Entries provided:
□ □ □

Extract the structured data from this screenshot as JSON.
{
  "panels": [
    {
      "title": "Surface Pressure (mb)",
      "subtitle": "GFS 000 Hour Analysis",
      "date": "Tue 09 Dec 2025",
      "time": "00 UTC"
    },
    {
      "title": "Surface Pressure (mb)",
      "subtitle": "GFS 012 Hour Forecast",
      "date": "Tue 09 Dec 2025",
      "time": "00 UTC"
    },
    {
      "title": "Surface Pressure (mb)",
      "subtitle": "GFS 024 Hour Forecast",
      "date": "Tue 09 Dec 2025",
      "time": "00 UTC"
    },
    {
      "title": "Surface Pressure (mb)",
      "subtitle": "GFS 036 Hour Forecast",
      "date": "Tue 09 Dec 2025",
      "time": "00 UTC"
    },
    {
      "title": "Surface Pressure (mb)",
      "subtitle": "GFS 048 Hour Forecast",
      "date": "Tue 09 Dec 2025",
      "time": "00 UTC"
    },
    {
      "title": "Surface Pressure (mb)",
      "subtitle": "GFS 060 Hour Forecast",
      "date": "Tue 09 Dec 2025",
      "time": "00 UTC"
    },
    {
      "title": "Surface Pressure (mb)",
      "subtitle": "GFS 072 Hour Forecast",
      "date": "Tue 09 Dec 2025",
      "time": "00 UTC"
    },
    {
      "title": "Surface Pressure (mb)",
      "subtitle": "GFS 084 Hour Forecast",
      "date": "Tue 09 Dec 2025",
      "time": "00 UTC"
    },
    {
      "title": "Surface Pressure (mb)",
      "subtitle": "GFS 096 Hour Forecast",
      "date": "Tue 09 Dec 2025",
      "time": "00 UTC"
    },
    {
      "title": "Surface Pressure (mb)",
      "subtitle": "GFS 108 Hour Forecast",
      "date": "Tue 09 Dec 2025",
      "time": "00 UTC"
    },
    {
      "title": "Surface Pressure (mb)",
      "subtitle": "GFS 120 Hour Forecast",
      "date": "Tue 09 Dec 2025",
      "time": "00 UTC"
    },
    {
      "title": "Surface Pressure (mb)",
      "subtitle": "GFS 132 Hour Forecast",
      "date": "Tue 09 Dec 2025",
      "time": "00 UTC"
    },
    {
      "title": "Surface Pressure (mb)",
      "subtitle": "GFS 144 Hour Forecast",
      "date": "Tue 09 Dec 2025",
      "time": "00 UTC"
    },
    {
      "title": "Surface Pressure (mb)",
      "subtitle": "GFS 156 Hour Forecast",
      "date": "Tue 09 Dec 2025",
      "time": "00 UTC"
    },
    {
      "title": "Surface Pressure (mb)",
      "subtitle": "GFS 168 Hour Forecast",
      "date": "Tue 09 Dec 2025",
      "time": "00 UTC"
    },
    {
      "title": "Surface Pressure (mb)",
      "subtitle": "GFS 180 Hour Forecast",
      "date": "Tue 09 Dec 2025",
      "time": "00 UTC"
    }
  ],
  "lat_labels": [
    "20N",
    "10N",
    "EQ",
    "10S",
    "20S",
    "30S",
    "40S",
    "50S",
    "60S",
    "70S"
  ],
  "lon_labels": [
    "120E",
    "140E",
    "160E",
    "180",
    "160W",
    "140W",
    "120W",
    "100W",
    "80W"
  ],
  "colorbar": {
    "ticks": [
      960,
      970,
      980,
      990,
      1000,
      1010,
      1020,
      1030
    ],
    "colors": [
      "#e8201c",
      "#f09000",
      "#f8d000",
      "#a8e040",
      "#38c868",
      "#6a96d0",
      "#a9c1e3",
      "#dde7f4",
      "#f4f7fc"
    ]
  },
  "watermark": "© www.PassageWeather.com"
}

□ □ □

Instruction: Restate the listing in full, word for word.

Answer for the task:
Extract the structured data from this screenshot as JSON.
{
  "panels": [
    {
      "title": "Surface Pressure (mb)",
      "subtitle": "GFS 000 Hour Analysis",
      "date": "Tue 09 Dec 2025",
      "time": "00 UTC"
    },
    {
      "title": "Surface Pressure (mb)",
      "subtitle": "GFS 012 Hour Forecast",
      "date": "Tue 09 Dec 2025",
      "time": "00 UTC"
    },
    {
      "title": "Surface Pressure (mb)",
      "subtitle": "GFS 024 Hour Forecast",
      "date": "Tue 09 Dec 2025",
      "time": "00 UTC"
    },
    {
      "title": "Surface Pressure (mb)",
      "subtitle": "GFS 036 Hour Forecast",
      "date": "Tue 09 Dec 2025",
      "time": "00 UTC"
    },
    {
      "title": "Surface Pressure (mb)",
      "subtitle": "GFS 048 Hour Forecast",
      "date": "Tue 09 Dec 2025",
      "time": "00 UTC"
    },
    {
      "title": "Surface Pressure (mb)",
      "subtitle": "GFS 060 Hour Forecast",
      "date": "Tue 09 Dec 2025",
      "time": "00 UTC"
    },
    {
      "title": "Surface Pressure (mb)",
      "subtitle": "GFS 072 Hour Forecast",
      "date": "Tue 09 Dec 2025",
      "time": "00 UTC"
    },
    {
      "title": "Surface Pressure (mb)",
      "subtitle": "GFS 084 Hour Forecast",
      "date": "Tue 09 Dec 2025",
      "time": "00 UTC"
    },
    {
      "title": "Surface Pressure (mb)",
      "subtitle": "GFS 096 Hour Forecast",
      "date": "Tue 09 Dec 2025",
      "time": "00 UTC"
    },
    {
      "title": "Surface Pressure (mb)",
      "subtitle": "GFS 108 Hour Forecast",
      "date": "Tue 09 Dec 2025",
      "time": "00 UTC"
    },
    {
      "title": "Surface Pressure (mb)",
      "subtitle": "GFS 120 Hour Forecast",
      "date": "Tue 09 Dec 2025",
      "time": "00 UTC"
    },
    {
      "title": "Surface Pressure (mb)",
      "subtitle": "GFS 132 Hour Forecast",
      "date": "Tue 09 Dec 2025",
      "time": "00 UTC"
    },
    {
      "title": "Surface Pressure (mb)",
      "subtitle": "GFS 144 Hour Forecast",
      "date": "Tue 09 Dec 2025",
      "time": "00 UTC"
    },
    {
      "title": "Surface Pressure (mb)",
      "subtitle": "GFS 156 Hour Forecast",
      "date": "Tue 09 Dec 2025",
      "time": "00 UTC"
    },
    {
      "title": "Surface Pressure (mb)",
      "subtitle": "GFS 168 Hour Forecast",
      "date": "Tue 09 Dec 2025",
      "time": "00 UTC"
    },
    {
      "title": "Surface Pressure (mb)",
      "subtitle": "GFS 180 Hour Forecast",
      "date": "Tue 09 Dec 2025",
      "time": "00 UTC"
    }
  ],
  "lat_labels": [
    "20N",
    "10N",
    "EQ",
    "10S",
    "20S",
    "30S",
    "40S",
    "50S",
    "60S",
    "70S"
  ],
  "lon_labels": [
    "120E",
    "140E",
    "160E",
    "180",
    "160W",
    "140W",
    "120W",
    "100W",
    "80W"
  ],
  "colorbar": {
    "ticks": [
      960,
      970,
      980,
      990,
      1000,
      1010,
      1020,
      1030
    ],
    "colors": [
      "#e8201c",
      "#f09000",
      "#f8d000",
      "#a8e040",
      "#38c868",
      "#6a96d0",
      "#a9c1e3",
      "#dde7f4",
      "#f4f7fc"
    ]
  },
  "watermark": "© www.PassageWeather.com"
}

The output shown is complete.